▶ _What you will do_
The answer should be each line from the entries below that has the word "dienen" in it.

Dataset entries for page text
----------

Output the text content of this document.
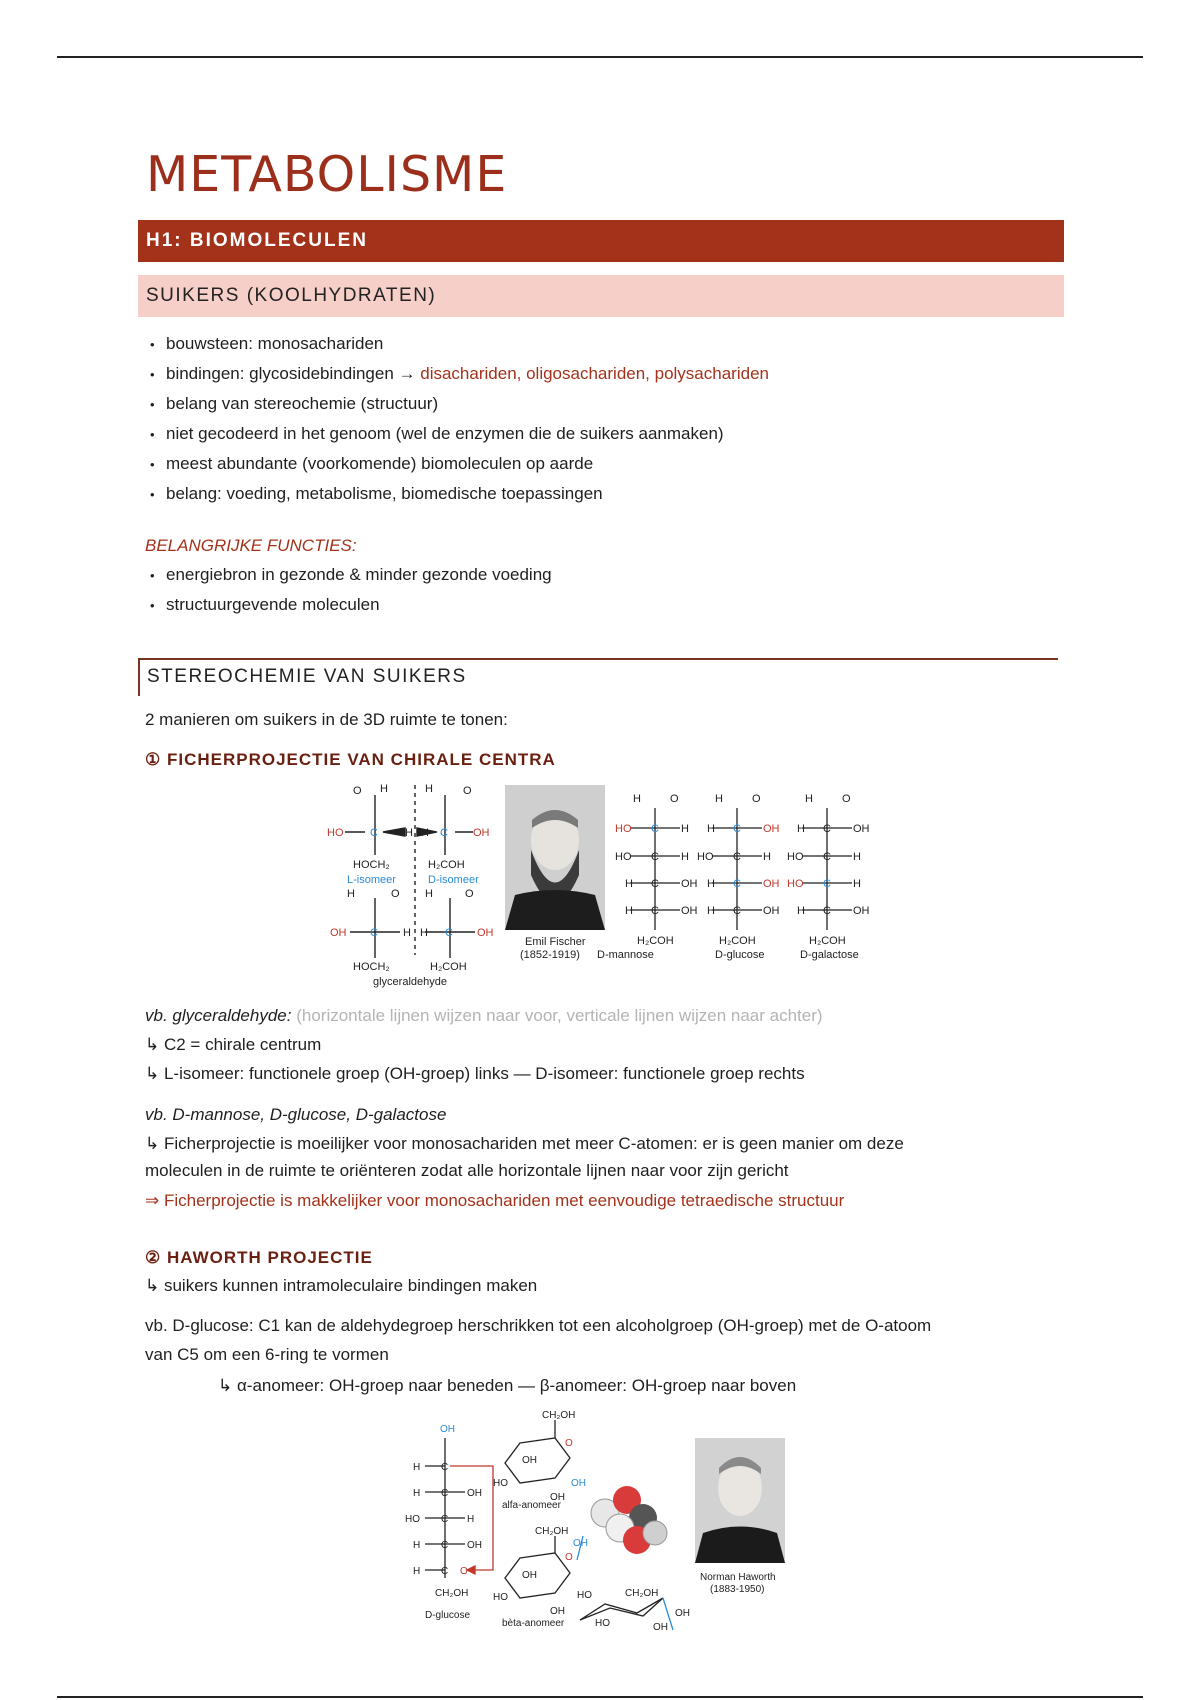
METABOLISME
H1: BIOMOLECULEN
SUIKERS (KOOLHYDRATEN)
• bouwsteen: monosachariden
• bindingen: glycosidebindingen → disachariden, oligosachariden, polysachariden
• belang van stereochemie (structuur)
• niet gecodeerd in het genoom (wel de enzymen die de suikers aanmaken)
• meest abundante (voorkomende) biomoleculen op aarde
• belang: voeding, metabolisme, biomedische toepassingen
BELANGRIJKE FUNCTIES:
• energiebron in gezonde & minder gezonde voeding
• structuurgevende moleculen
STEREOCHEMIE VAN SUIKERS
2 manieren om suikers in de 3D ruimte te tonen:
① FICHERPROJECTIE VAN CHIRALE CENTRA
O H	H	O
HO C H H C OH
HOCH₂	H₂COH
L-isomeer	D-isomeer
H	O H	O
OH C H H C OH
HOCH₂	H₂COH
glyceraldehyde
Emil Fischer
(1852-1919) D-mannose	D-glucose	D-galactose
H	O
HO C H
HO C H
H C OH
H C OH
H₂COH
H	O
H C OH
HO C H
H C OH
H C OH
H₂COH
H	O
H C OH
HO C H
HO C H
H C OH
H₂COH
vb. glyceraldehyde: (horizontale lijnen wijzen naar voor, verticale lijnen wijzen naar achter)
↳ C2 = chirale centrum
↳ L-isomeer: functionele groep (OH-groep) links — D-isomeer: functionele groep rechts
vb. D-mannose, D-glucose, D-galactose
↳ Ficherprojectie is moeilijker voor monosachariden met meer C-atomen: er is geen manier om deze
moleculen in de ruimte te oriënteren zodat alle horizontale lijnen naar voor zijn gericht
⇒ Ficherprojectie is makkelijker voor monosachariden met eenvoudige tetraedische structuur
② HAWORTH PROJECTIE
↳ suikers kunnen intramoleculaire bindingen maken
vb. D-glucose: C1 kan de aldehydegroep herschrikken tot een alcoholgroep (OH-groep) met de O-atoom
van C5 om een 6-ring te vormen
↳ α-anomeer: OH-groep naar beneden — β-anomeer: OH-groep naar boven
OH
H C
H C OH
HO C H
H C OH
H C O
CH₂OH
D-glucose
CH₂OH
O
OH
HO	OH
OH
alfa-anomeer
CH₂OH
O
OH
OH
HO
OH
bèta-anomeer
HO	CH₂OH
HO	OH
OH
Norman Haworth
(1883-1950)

----------

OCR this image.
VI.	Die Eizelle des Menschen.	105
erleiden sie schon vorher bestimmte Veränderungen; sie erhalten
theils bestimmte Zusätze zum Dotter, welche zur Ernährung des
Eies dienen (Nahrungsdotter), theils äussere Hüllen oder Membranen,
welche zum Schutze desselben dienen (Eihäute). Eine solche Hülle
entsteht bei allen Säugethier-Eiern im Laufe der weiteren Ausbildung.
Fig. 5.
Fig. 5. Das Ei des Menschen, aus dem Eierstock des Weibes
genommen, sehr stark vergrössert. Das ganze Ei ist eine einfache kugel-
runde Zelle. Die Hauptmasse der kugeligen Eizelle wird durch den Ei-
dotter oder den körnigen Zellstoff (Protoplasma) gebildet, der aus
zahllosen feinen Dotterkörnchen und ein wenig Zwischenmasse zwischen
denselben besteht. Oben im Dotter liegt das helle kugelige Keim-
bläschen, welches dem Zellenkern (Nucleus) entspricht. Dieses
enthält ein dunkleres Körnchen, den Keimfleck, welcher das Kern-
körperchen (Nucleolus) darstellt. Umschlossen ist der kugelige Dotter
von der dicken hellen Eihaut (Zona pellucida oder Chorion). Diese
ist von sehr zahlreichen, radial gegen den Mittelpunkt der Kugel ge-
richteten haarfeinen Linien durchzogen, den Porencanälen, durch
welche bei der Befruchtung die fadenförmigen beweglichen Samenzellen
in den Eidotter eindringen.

----------

▶ _Answer to the exercise_
Eies dienen (Nahrungsdotter), theils äussere Hüllen oder Membranen,
welche zum Schutze desselben dienen (Eihäute). Eine solche Hülle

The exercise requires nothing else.